- Set problem -
Every line of the material that follows must be printed again exactly.
-- START --
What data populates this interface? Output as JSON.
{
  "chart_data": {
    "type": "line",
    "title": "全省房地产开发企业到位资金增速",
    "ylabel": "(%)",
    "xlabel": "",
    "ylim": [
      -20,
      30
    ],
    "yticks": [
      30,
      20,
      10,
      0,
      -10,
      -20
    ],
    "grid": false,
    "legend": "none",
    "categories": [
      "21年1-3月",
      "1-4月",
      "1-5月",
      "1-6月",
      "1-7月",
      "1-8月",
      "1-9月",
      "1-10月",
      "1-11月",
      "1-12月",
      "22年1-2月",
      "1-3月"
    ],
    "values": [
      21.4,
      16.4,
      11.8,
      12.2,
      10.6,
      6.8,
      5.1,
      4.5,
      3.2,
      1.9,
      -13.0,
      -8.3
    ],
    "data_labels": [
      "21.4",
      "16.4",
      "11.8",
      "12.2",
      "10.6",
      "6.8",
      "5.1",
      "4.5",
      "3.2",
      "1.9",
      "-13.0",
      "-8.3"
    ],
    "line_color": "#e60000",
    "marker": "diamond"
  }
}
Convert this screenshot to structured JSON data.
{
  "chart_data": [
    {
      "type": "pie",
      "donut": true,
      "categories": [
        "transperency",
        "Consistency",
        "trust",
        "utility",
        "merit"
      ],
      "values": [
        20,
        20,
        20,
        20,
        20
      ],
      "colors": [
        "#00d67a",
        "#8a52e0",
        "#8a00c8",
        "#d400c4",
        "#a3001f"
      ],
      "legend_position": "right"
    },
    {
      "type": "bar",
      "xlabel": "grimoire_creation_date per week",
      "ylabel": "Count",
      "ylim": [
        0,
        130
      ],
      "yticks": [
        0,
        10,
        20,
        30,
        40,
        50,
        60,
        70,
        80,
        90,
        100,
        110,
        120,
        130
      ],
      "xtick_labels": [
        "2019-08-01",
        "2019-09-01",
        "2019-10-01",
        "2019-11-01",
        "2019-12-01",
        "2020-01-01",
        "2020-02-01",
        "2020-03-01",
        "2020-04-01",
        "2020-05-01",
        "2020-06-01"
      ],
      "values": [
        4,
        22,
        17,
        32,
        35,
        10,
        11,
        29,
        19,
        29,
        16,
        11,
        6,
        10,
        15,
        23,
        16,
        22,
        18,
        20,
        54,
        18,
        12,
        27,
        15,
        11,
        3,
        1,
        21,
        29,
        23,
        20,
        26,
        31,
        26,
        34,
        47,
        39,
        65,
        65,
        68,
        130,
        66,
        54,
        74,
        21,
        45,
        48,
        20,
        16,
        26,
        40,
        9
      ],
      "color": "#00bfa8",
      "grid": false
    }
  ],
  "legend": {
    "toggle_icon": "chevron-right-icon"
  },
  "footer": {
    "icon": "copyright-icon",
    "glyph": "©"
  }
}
-- END --
- Answer to the problem -
What data populates this interface? Output as JSON.
{
  "chart_data": {
    "type": "line",
    "title": "全省房地产开发企业到位资金增速",
    "ylabel": "(%)",
    "xlabel": "",
    "ylim": [
      -20,
      30
    ],
    "yticks": [
      30,
      20,
      10,
      0,
      -10,
      -20
    ],
    "grid": false,
    "legend": "none",
    "categories": [
      "21年1-3月",
      "1-4月",
      "1-5月",
      "1-6月",
      "1-7月",
      "1-8月",
      "1-9月",
      "1-10月",
      "1-11月",
      "1-12月",
      "22年1-2月",
      "1-3月"
    ],
    "values": [
      21.4,
      16.4,
      11.8,
      12.2,
      10.6,
      6.8,
      5.1,
      4.5,
      3.2,
      1.9,
      -13.0,
      -8.3
    ],
    "data_labels": [
      "21.4",
      "16.4",
      "11.8",
      "12.2",
      "10.6",
      "6.8",
      "5.1",
      "4.5",
      "3.2",
      "1.9",
      "-13.0",
      "-8.3"
    ],
    "line_color": "#e60000",
    "marker": "diamond"
  }
}
Convert this screenshot to structured JSON data.
{
  "chart_data": [
    {
      "type": "pie",
      "donut": true,
      "categories": [
        "transperency",
        "Consistency",
        "trust",
        "utility",
        "merit"
      ],
      "values": [
        20,
        20,
        20,
        20,
        20
      ],
      "colors": [
        "#00d67a",
        "#8a52e0",
        "#8a00c8",
        "#d400c4",
        "#a3001f"
      ],
      "legend_position": "right"
    },
    {
      "type": "bar",
      "xlabel": "grimoire_creation_date per week",
      "ylabel": "Count",
      "ylim": [
        0,
        130
      ],
      "yticks": [
        0,
        10,
        20,
        30,
        40,
        50,
        60,
        70,
        80,
        90,
        100,
        110,
        120,
        130
      ],
      "xtick_labels": [
        "2019-08-01",
        "2019-09-01",
        "2019-10-01",
        "2019-11-01",
        "2019-12-01",
        "2020-01-01",
        "2020-02-01",
        "2020-03-01",
        "2020-04-01",
        "2020-05-01",
        "2020-06-01"
      ],
      "values": [
        4,
        22,
        17,
        32,
        35,
        10,
        11,
        29,
        19,
        29,
        16,
        11,
        6,
        10,
        15,
        23,
        16,
        22,
        18,
        20,
        54,
        18,
        12,
        27,
        15,
        11,
        3,
        1,
        21,
        29,
        23,
        20,
        26,
        31,
        26,
        34,
        47,
        39,
        65,
        65,
        68,
        130,
        66,
        54,
        74,
        21,
        45,
        48,
        20,
        16,
        26,
        40,
        9
      ],
      "color": "#00bfa8",
      "grid": false
    }
  ],
  "legend": {
    "toggle_icon": "chevron-right-icon"
  },
  "footer": {
    "icon": "copyright-icon",
    "glyph": "©"
  }
}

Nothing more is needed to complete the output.